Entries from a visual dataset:

——

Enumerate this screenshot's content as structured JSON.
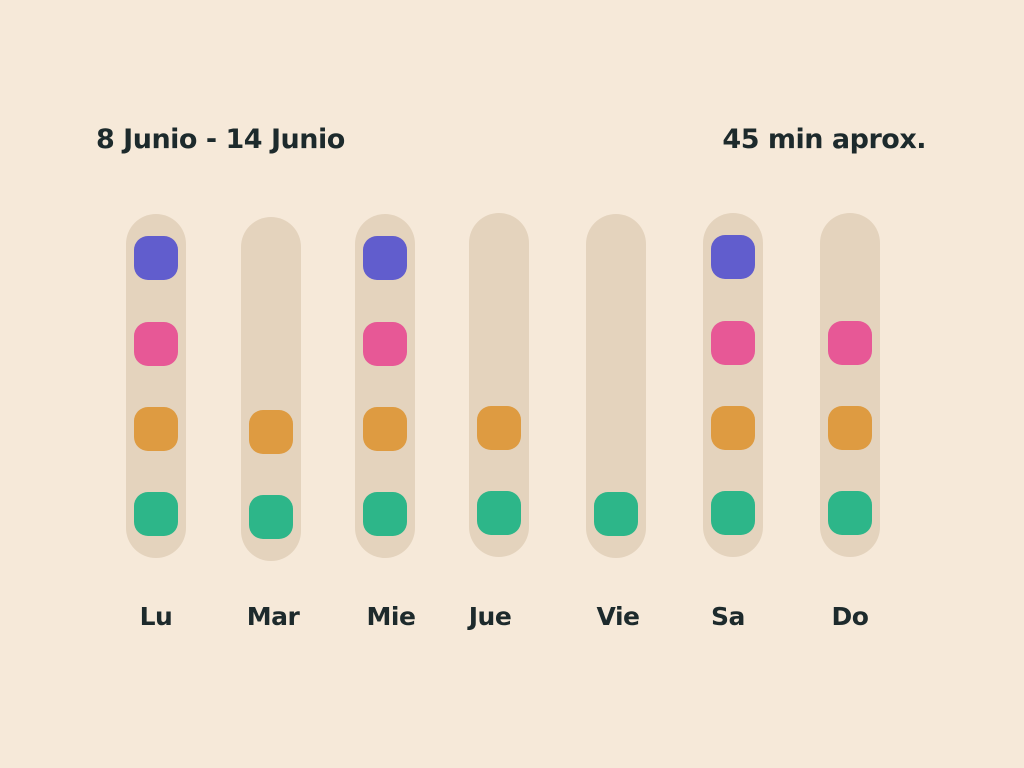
{
  "header": {
    "date_range": "8 Junio - 14 Junio",
    "duration": "45 min aprox."
  },
  "activity_colors": {
    "purple": "#615dcd",
    "pink": "#e75896",
    "orange": "#de9b41",
    "green": "#2db689"
  },
  "colors": {
    "background": "#f6e9d9",
    "column": "#e4d3bd",
    "text": "#1d2a2c"
  },
  "days": [
    {
      "label": "Lu",
      "activities": {
        "purple": true,
        "pink": true,
        "orange": true,
        "green": true
      }
    },
    {
      "label": "Mar",
      "activities": {
        "purple": false,
        "pink": false,
        "orange": true,
        "green": true
      }
    },
    {
      "label": "Mie",
      "activities": {
        "purple": true,
        "pink": true,
        "orange": true,
        "green": true
      }
    },
    {
      "label": "Jue",
      "activities": {
        "purple": false,
        "pink": false,
        "orange": true,
        "green": true
      }
    },
    {
      "label": "Vie",
      "activities": {
        "purple": false,
        "pink": false,
        "orange": false,
        "green": true
      }
    },
    {
      "label": "Sa",
      "activities": {
        "purple": true,
        "pink": true,
        "orange": true,
        "green": true
      }
    },
    {
      "label": "Do",
      "activities": {
        "purple": false,
        "pink": true,
        "orange": true,
        "green": true
      }
    }
  ]
}
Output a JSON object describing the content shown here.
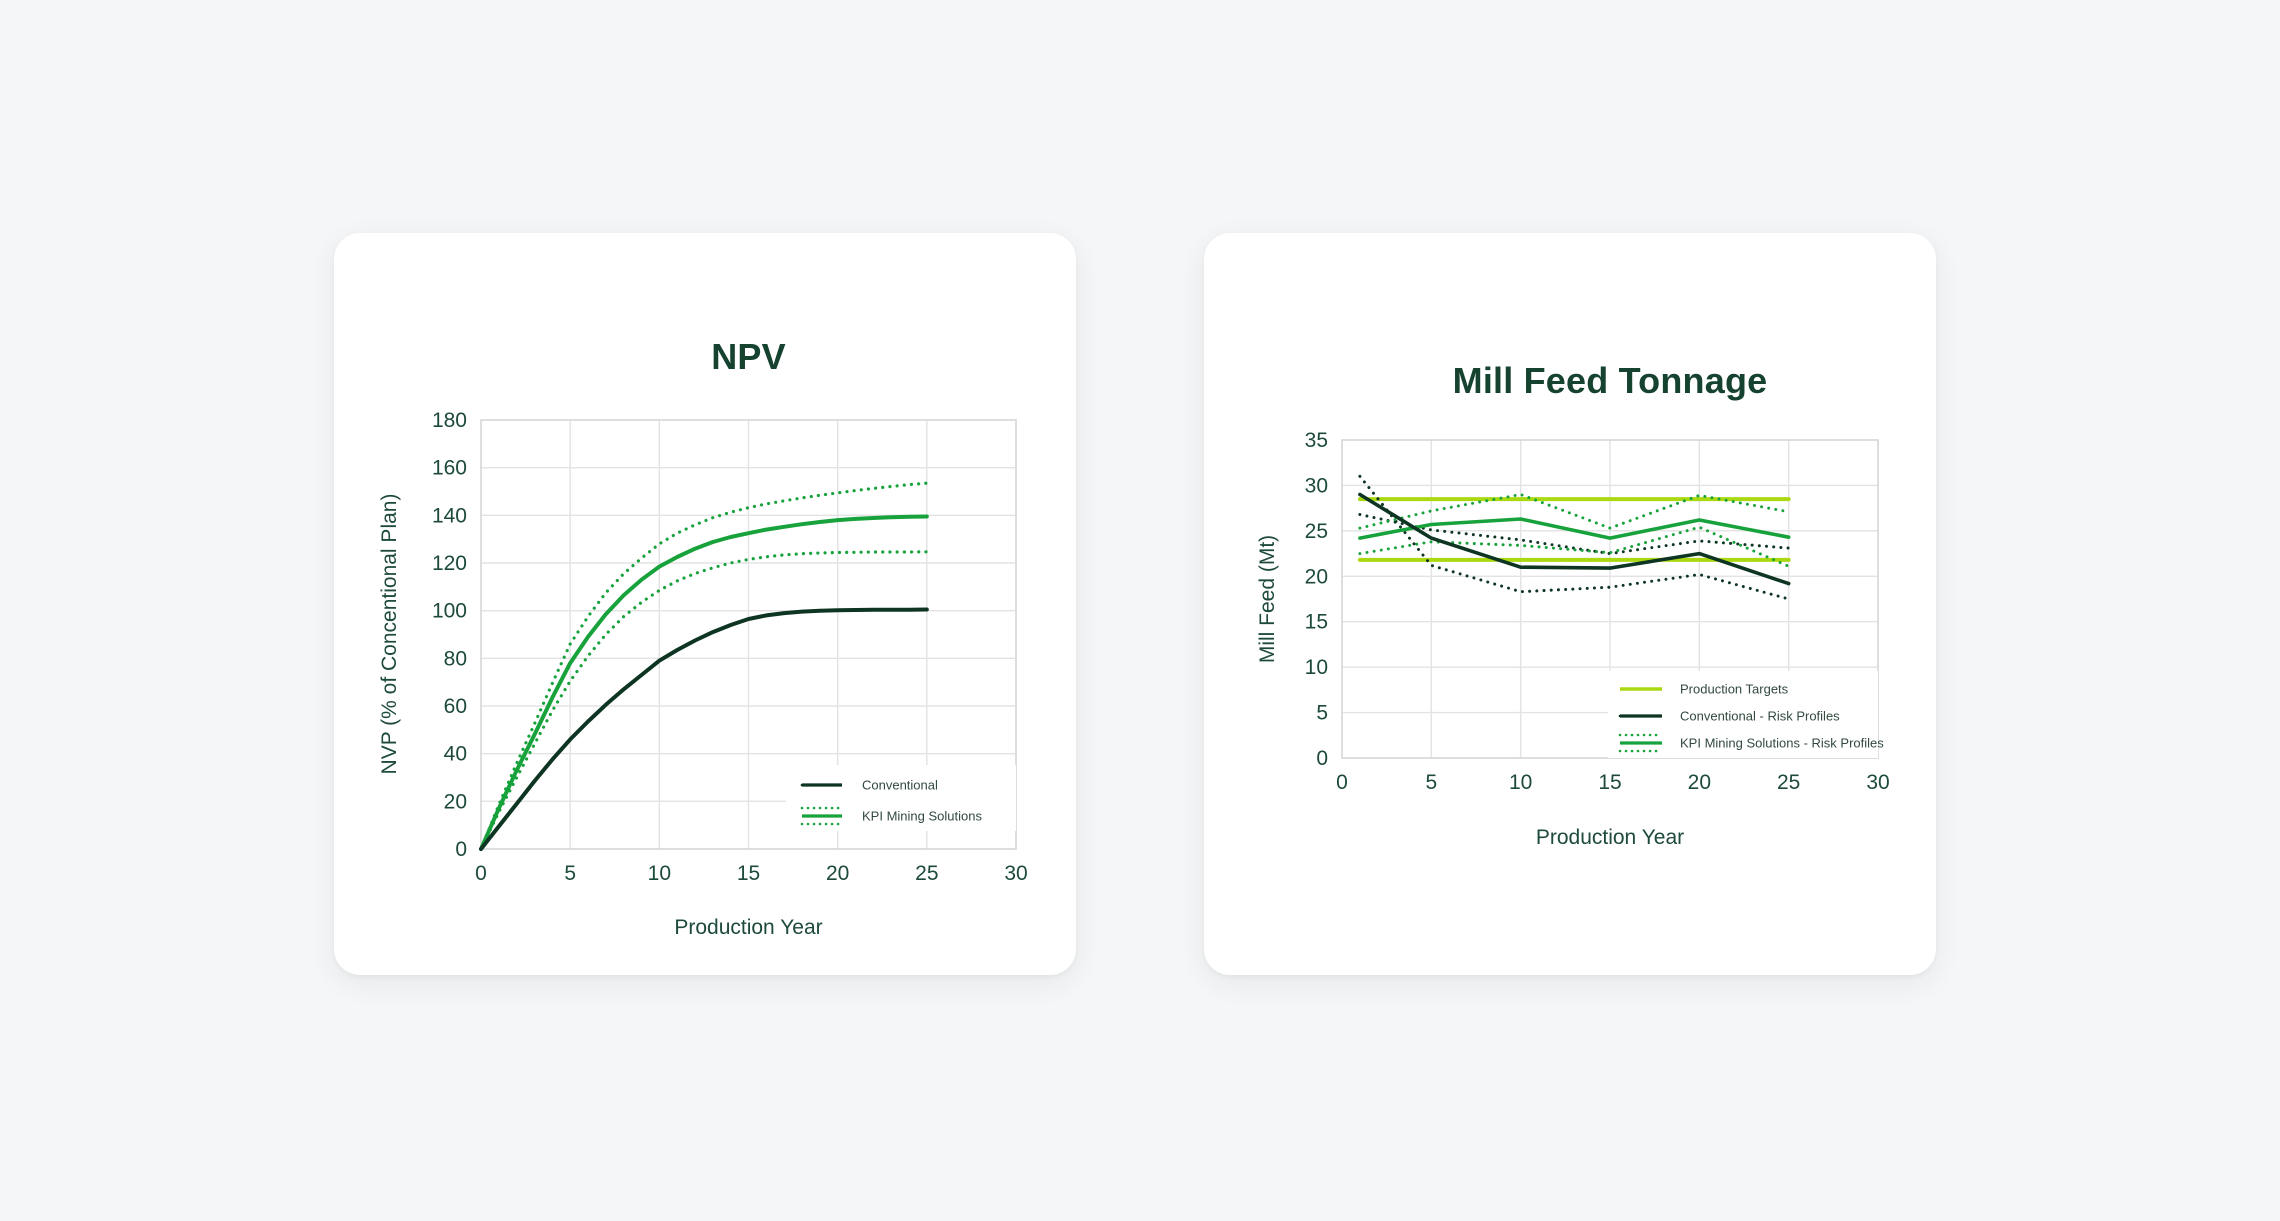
{
  "colors": {
    "page_bg": "#f5f6f8",
    "card_bg": "#ffffff",
    "dark": "#0d3522",
    "green": "#17a23b",
    "lime": "#abd911",
    "grid": "#e3e3e3",
    "plot_border": "#d9d9d9",
    "title_text": "#16432f",
    "axis_text": "#1d4a3a",
    "legend_text": "#32493e"
  },
  "chart_data": [
    {
      "type": "line",
      "title": "NPV",
      "xlabel": "Production Year",
      "ylabel": "NVP (% of Concentional Plan)",
      "xlim": [
        0,
        30
      ],
      "ylim": [
        0,
        180
      ],
      "xticks": [
        0,
        5,
        10,
        15,
        20,
        25,
        30
      ],
      "yticks": [
        180,
        160,
        140,
        120,
        100,
        80,
        60,
        40,
        20,
        0
      ],
      "grid": true,
      "legend_position": "lower-right-inside",
      "x": [
        0,
        1,
        2,
        3,
        4,
        5,
        6,
        7,
        8,
        9,
        10,
        11,
        12,
        13,
        14,
        15,
        16,
        17,
        18,
        19,
        20,
        21,
        22,
        23,
        24,
        25
      ],
      "series": [
        {
          "name": "KPI Mining Solutions - Upper Risk Profile",
          "color_key": "green",
          "style": "dotted",
          "width": 3.2,
          "values": [
            0,
            18.5,
            36,
            52.5,
            69.5,
            86,
            97.5,
            107.5,
            115.5,
            122,
            128,
            132.5,
            136,
            139,
            141.3,
            143.2,
            144.8,
            146.1,
            147.3,
            148.4,
            149.4,
            150.4,
            151.3,
            152.1,
            152.9,
            153.5
          ]
        },
        {
          "name": "KPI Mining Solutions - Lower Risk Profile",
          "color_key": "green",
          "style": "dotted",
          "width": 3.2,
          "values": [
            0,
            15.5,
            30,
            44,
            58,
            70.5,
            81,
            90,
            97.5,
            103.5,
            108.5,
            112.5,
            115.6,
            118,
            120,
            121.5,
            122.6,
            123.4,
            123.9,
            124.2,
            124.4,
            124.5,
            124.6,
            124.6,
            124.6,
            124.7
          ]
        },
        {
          "name": "KPI Mining Solutions",
          "color_key": "green",
          "style": "solid",
          "width": 4,
          "values": [
            0,
            17,
            33,
            48,
            63.5,
            78,
            89,
            98.5,
            106.5,
            113,
            118.5,
            122.5,
            126,
            128.8,
            130.9,
            132.5,
            134,
            135.2,
            136.3,
            137.2,
            138,
            138.5,
            138.9,
            139.2,
            139.4,
            139.5
          ]
        },
        {
          "name": "Conventional",
          "color_key": "dark",
          "style": "solid",
          "width": 4,
          "values": [
            0,
            9.5,
            19,
            28.5,
            37.5,
            46,
            53.5,
            60.5,
            67,
            73,
            79,
            83.5,
            87.5,
            91,
            94,
            96.5,
            98,
            99,
            99.6,
            100,
            100.2,
            100.3,
            100.4,
            100.4,
            100.4,
            100.5
          ]
        }
      ],
      "legend": [
        {
          "label": "Conventional",
          "swatch": "solid+dots:dark"
        },
        {
          "label": "KPI Mining Solutions",
          "swatch": "band:green"
        }
      ]
    },
    {
      "type": "line",
      "title": "Mill Feed Tonnage",
      "xlabel": "Production Year",
      "ylabel": "Mill Feed (Mt)",
      "xlim": [
        0,
        30
      ],
      "ylim": [
        0,
        35
      ],
      "xticks": [
        0,
        5,
        10,
        15,
        20,
        25,
        30
      ],
      "yticks": [
        35,
        30,
        25,
        20,
        15,
        10,
        5,
        0
      ],
      "grid": true,
      "legend_position": "lower-right-inside",
      "x": [
        1,
        5,
        10,
        15,
        20,
        25
      ],
      "series": [
        {
          "name": "Production Targets - Upper",
          "color_key": "lime",
          "style": "solid",
          "width": 4,
          "values": [
            28.5,
            28.5,
            28.5,
            28.5,
            28.5,
            28.5
          ]
        },
        {
          "name": "Production Targets - Lower",
          "color_key": "lime",
          "style": "solid",
          "width": 4,
          "values": [
            21.8,
            21.8,
            21.8,
            21.8,
            21.8,
            21.8
          ]
        },
        {
          "name": "Conventional - Upper Risk Profile",
          "color_key": "dark",
          "style": "dotted",
          "width": 3,
          "values": [
            26.8,
            25.1,
            24.0,
            22.5,
            23.9,
            23.1
          ]
        },
        {
          "name": "Conventional - Lower Risk Profile",
          "color_key": "dark",
          "style": "dotted",
          "width": 3,
          "values": [
            31.0,
            21.2,
            18.3,
            18.8,
            20.2,
            17.5
          ]
        },
        {
          "name": "KPI Mining Solutions - Upper Risk Profile",
          "color_key": "green",
          "style": "dotted",
          "width": 3,
          "values": [
            25.3,
            27.2,
            29.0,
            25.3,
            28.9,
            27.1
          ]
        },
        {
          "name": "KPI Mining Solutions - Lower Risk Profile",
          "color_key": "green",
          "style": "dotted",
          "width": 3,
          "values": [
            22.5,
            23.8,
            23.4,
            22.6,
            25.4,
            21.1
          ]
        },
        {
          "name": "KPI Mining Solutions",
          "color_key": "green",
          "style": "solid",
          "width": 3.6,
          "values": [
            24.2,
            25.7,
            26.3,
            24.2,
            26.2,
            24.3
          ]
        },
        {
          "name": "Conventional",
          "color_key": "dark",
          "style": "solid",
          "width": 3.6,
          "values": [
            29.0,
            24.2,
            21.0,
            20.9,
            22.5,
            19.2
          ]
        }
      ],
      "legend": [
        {
          "label": "Production Targets",
          "swatch": "solid:lime"
        },
        {
          "label": "Conventional - Risk Profiles",
          "swatch": "solid+dots:dark"
        },
        {
          "label": "KPI Mining Solutions - Risk Profiles",
          "swatch": "band:green"
        }
      ]
    }
  ]
}
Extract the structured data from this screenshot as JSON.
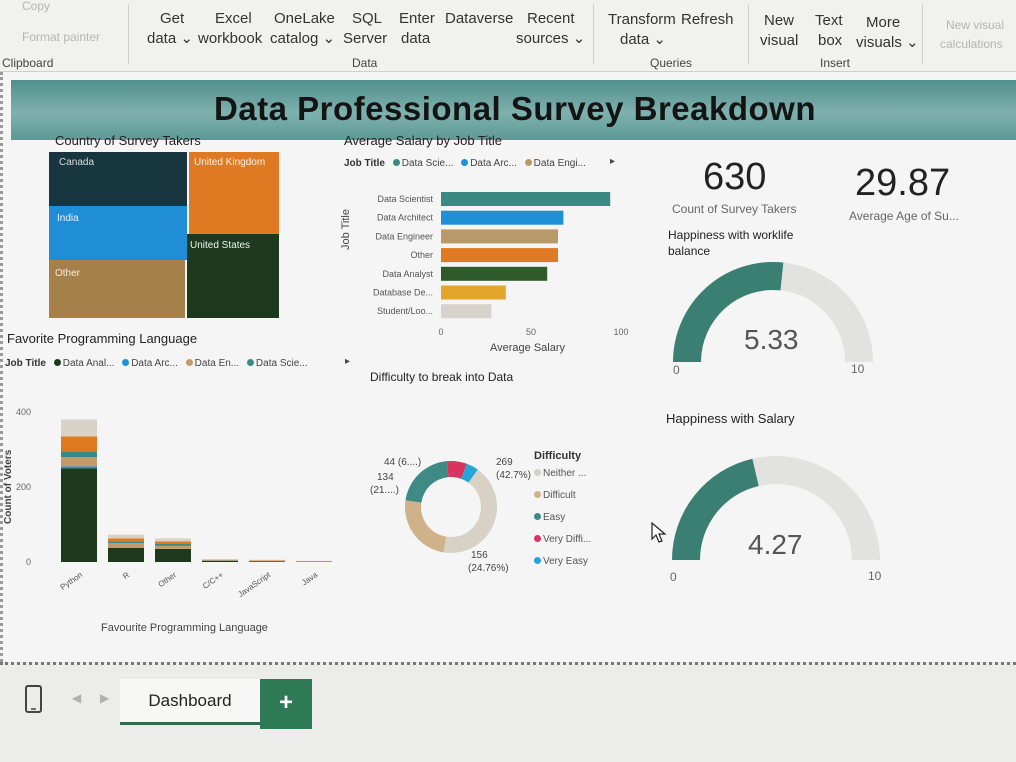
{
  "ribbon": {
    "items": [
      {
        "label": "Copy",
        "faded": true
      },
      {
        "label": "Format painter",
        "faded": true
      },
      {
        "label": "Get"
      },
      {
        "label": "data ⌄"
      },
      {
        "label": "Excel"
      },
      {
        "label": "workbook"
      },
      {
        "label": "OneLake"
      },
      {
        "label": "catalog ⌄"
      },
      {
        "label": "SQL"
      },
      {
        "label": "Server"
      },
      {
        "label": "Enter"
      },
      {
        "label": "data"
      },
      {
        "label": "Dataverse"
      },
      {
        "label": "Recent"
      },
      {
        "label": "sources ⌄"
      },
      {
        "label": "Transform"
      },
      {
        "label": "data ⌄"
      },
      {
        "label": "Refresh"
      },
      {
        "label": "New"
      },
      {
        "label": "visual"
      },
      {
        "label": "Text"
      },
      {
        "label": "box"
      },
      {
        "label": "More"
      },
      {
        "label": "visuals ⌄"
      },
      {
        "label": "New visual",
        "faded": true
      },
      {
        "label": "calculations",
        "faded": true
      }
    ],
    "groups": [
      "Clipboard",
      "Data",
      "Queries",
      "Insert"
    ]
  },
  "page_title": "Data Professional Survey Breakdown",
  "country": {
    "title": "Country of Survey Takers",
    "tiles": [
      {
        "label": "Canada",
        "color": "#17363f"
      },
      {
        "label": "United Kingdom",
        "color": "#e07a22"
      },
      {
        "label": "India",
        "color": "#1f8ed6"
      },
      {
        "label": "United States",
        "color": "#1d3a1f"
      },
      {
        "label": "Other",
        "color": "#a5804a"
      }
    ]
  },
  "salary": {
    "title": "Average Salary by Job Title",
    "legend_title": "Job Title",
    "legend": [
      {
        "label": "Data Scie...",
        "color": "#3a8a84"
      },
      {
        "label": "Data Arc...",
        "color": "#1f8fd6"
      },
      {
        "label": "Data Engi...",
        "color": "#b89a6a"
      }
    ],
    "ylabel": "Job Title",
    "xlabel": "Average Salary"
  },
  "kpis": [
    {
      "value": "630",
      "label": "Count of Survey Takers"
    },
    {
      "value": "29.87",
      "label": "Average Age of Su..."
    }
  ],
  "gauges": [
    {
      "title": "Happiness with worklife balance",
      "display": "5.33",
      "value": 5.33,
      "min": 0,
      "max": 10,
      "min_label": "0",
      "max_label": "10",
      "color": "#3a7f72"
    },
    {
      "title": "Happiness with Salary",
      "display": "4.27",
      "value": 4.27,
      "min": 0,
      "max": 10,
      "min_label": "0",
      "max_label": "10",
      "color": "#3a7f72"
    }
  ],
  "language": {
    "title": "Favorite Programming Language",
    "legend_title": "Job Title",
    "legend": [
      {
        "label": "Data Anal...",
        "color": "#1d3a1f"
      },
      {
        "label": "Data Arc...",
        "color": "#1f8fd6"
      },
      {
        "label": "Data En...",
        "color": "#c49a6c"
      },
      {
        "label": "Data Scie...",
        "color": "#3a8a84"
      }
    ],
    "ylabel": "Count of Voters",
    "xlabel": "Favourite Programming Language"
  },
  "difficulty": {
    "title": "Difficulty to break into Data",
    "legend_title": "Difficulty",
    "labels": [
      {
        "line1": "44 (6....)",
        "line2": ""
      },
      {
        "line1": "134",
        "line2": "(21....)"
      },
      {
        "line1": "269",
        "line2": "(42.7%)"
      },
      {
        "line1": "156",
        "line2": "(24.76%)"
      }
    ]
  },
  "chart_data": [
    {
      "type": "bar",
      "orientation": "horizontal",
      "title": "Average Salary by Job Title",
      "categories": [
        "Data Scientist",
        "Data Architect",
        "Data Engineer",
        "Other",
        "Data Analyst",
        "Database De...",
        "Student/Loo..."
      ],
      "values": [
        94,
        68,
        65,
        65,
        59,
        36,
        28
      ],
      "colors": [
        "#3a8a84",
        "#1f8fd6",
        "#b89a6a",
        "#e07a22",
        "#2f5a2a",
        "#e3a62a",
        "#d7d3cc"
      ],
      "xlabel": "Average Salary",
      "ylabel": "Job Title",
      "xlim": [
        0,
        100
      ],
      "xticks": [
        "0",
        "50",
        "100"
      ]
    },
    {
      "type": "bar",
      "stacked": true,
      "title": "Favorite Programming Language",
      "categories": [
        "Python",
        "R",
        "Other",
        "C/C++",
        "JavaScript",
        "Java"
      ],
      "series": [
        {
          "name": "Data Anal...",
          "color": "#1d3a1f",
          "values": [
            250,
            38,
            35,
            3,
            2,
            1
          ]
        },
        {
          "name": "Data Arc...",
          "color": "#1f8fd6",
          "values": [
            5,
            0,
            0,
            0,
            0,
            0
          ]
        },
        {
          "name": "Data En...",
          "color": "#c49a6c",
          "values": [
            25,
            12,
            8,
            1,
            1,
            0
          ]
        },
        {
          "name": "Data Scie...",
          "color": "#3a8a84",
          "values": [
            15,
            5,
            5,
            1,
            0,
            0
          ]
        },
        {
          "name": "",
          "color": "#e07a22",
          "values": [
            40,
            8,
            7,
            1,
            1,
            1
          ]
        },
        {
          "name": "",
          "color": "#d9d2c7",
          "values": [
            45,
            10,
            8,
            2,
            2,
            1
          ]
        }
      ],
      "ylabel": "Count of Voters",
      "xlabel": "Favourite Programming Language",
      "ylim": [
        0,
        400
      ],
      "yticks": [
        "0",
        "200",
        "400"
      ]
    },
    {
      "type": "pie",
      "donut": true,
      "title": "Difficulty to break into Data",
      "categories": [
        "Neither ...",
        "Difficult",
        "Easy",
        "Very Diffi...",
        "Very Easy"
      ],
      "values": [
        269,
        156,
        134,
        44,
        27
      ],
      "colors": [
        "#d8d2c6",
        "#cfb28a",
        "#3f8a85",
        "#d9345f",
        "#25a6d9"
      ]
    }
  ],
  "tabs": {
    "active": "Dashboard",
    "add": "+"
  }
}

——

Job: Which lines hold the word "JSON"? Copy each of them from the records.

Full answer:
Enumerate this screenshot's content as structured JSON.
Output a JSON object describing the content shown here.
Extract the structured data from this screenshot as JSON.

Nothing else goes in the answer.